## BEGIN
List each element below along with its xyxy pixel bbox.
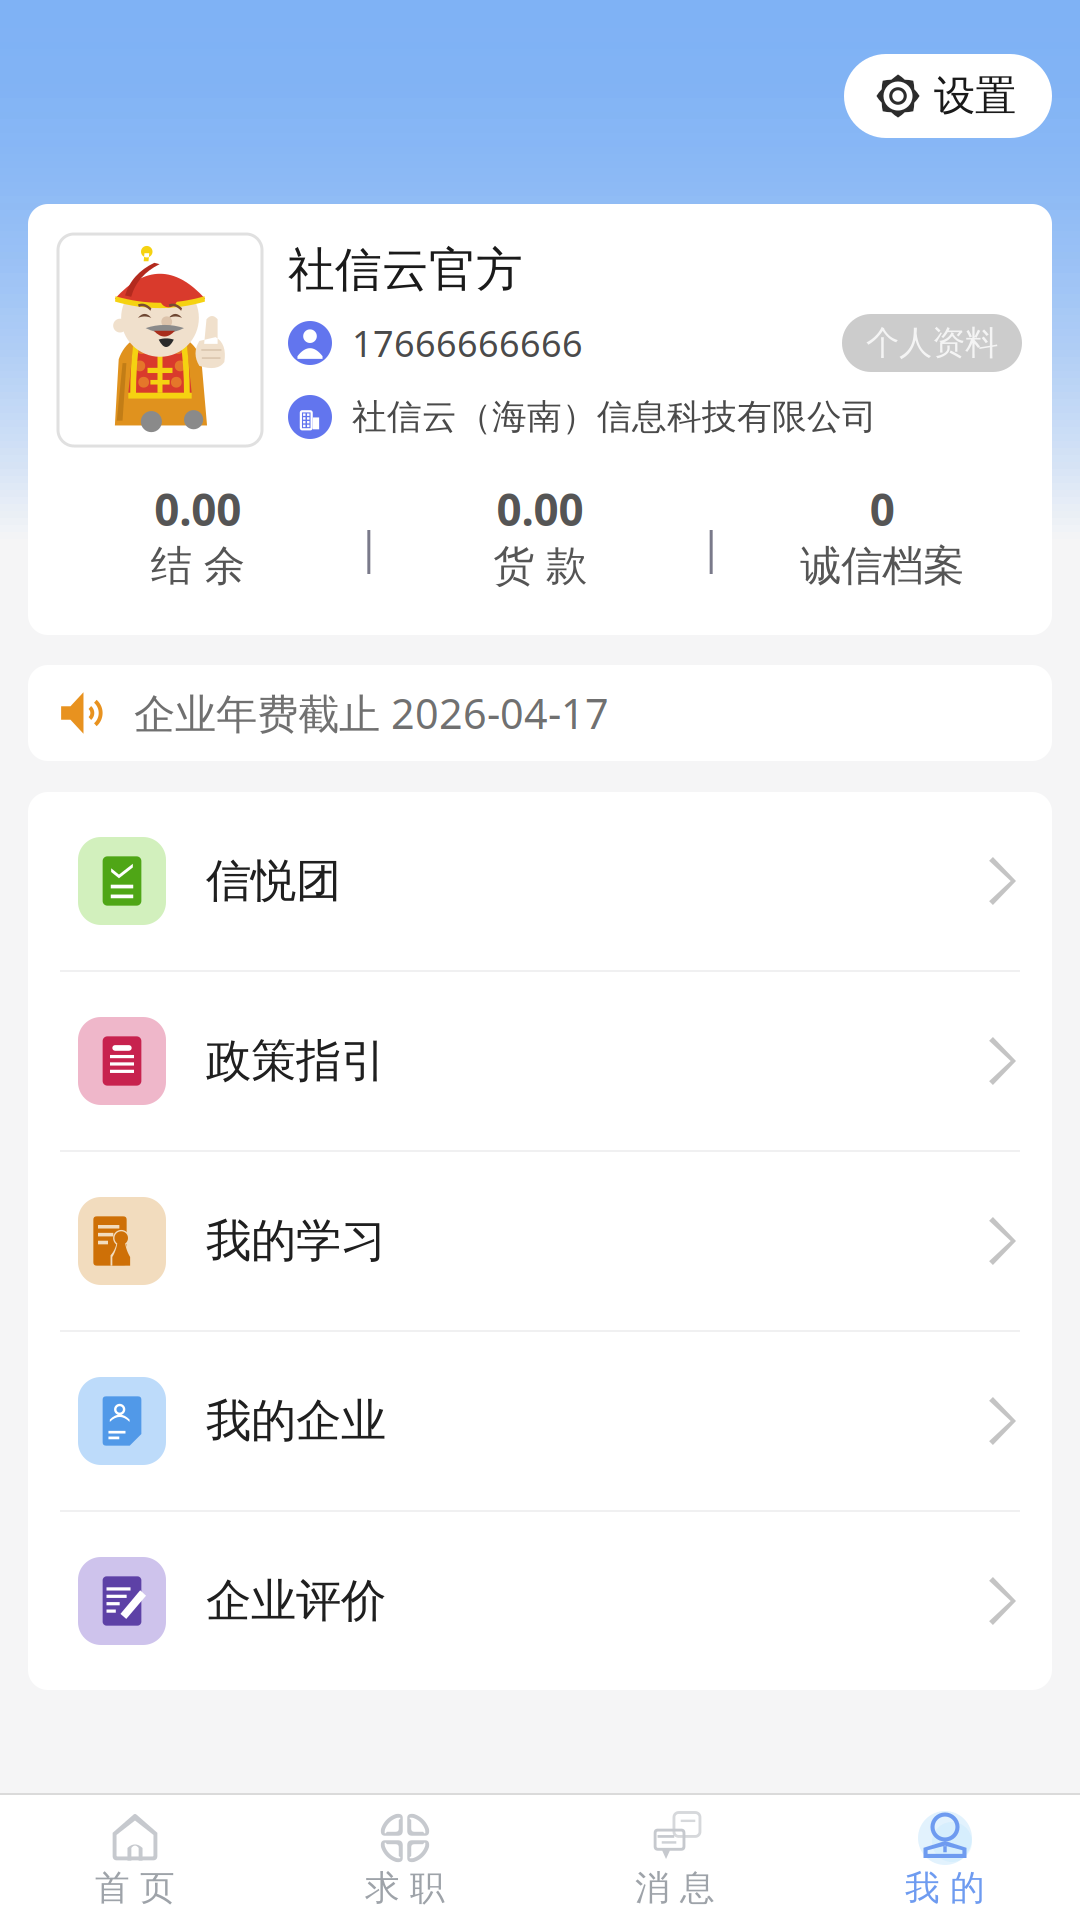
button[interactable]: 设置 bbox=[844, 54, 1052, 138]
staticText: 社信云官方 bbox=[288, 241, 523, 299]
staticText: 我 的 bbox=[905, 1867, 985, 1909]
staticText: 首 页 bbox=[95, 1867, 175, 1909]
button[interactable]: 我的企业 bbox=[28, 1332, 1052, 1510]
staticText: 信悦团 bbox=[206, 853, 341, 909]
button[interactable]: 信悦团 bbox=[28, 792, 1052, 970]
staticText: 个人资料 bbox=[866, 322, 998, 363]
staticText: 17666666666 bbox=[352, 319, 583, 367]
staticText: 企业年费截止 2026-04-17 bbox=[134, 686, 609, 740]
staticText: 消 息 bbox=[635, 1867, 715, 1909]
staticText: 求 职 bbox=[365, 1867, 445, 1909]
button[interactable]: 政策指引 bbox=[28, 972, 1052, 1150]
staticText: 货 款 bbox=[493, 541, 587, 591]
button[interactable]: 我 的 bbox=[810, 1812, 1080, 1912]
staticText: 我的企业 bbox=[206, 1393, 386, 1449]
staticText: 0.00 bbox=[496, 480, 584, 538]
button[interactable]: 企业评价 bbox=[28, 1512, 1052, 1690]
button[interactable]: 我的学习 bbox=[28, 1152, 1052, 1330]
staticText: 设置 bbox=[934, 71, 1016, 121]
button[interactable]: 消 息 bbox=[540, 1812, 810, 1912]
staticText: 0 bbox=[870, 480, 895, 538]
staticText: 0.00 bbox=[154, 480, 241, 538]
staticText: 社信云（海南）信息科技有限公司 bbox=[352, 396, 877, 438]
staticText: 我的学习 bbox=[206, 1213, 386, 1269]
staticText: 结 余 bbox=[151, 541, 245, 591]
button[interactable]: 求 职 bbox=[270, 1812, 540, 1912]
staticText: 诚信档案 bbox=[800, 541, 964, 591]
staticText: 政策指引 bbox=[206, 1033, 386, 1089]
staticText: 企业评价 bbox=[206, 1573, 386, 1629]
button[interactable]: 首 页 bbox=[0, 1812, 270, 1912]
## END
• [REQUIREMENTS] Pick out each line in the entries above that contains the string "企业评价", and copy those lines.

• [FINAL RESULT]
button[interactable]: 企业评价 bbox=[28, 1512, 1052, 1690]
staticText: 企业评价 bbox=[206, 1573, 386, 1629]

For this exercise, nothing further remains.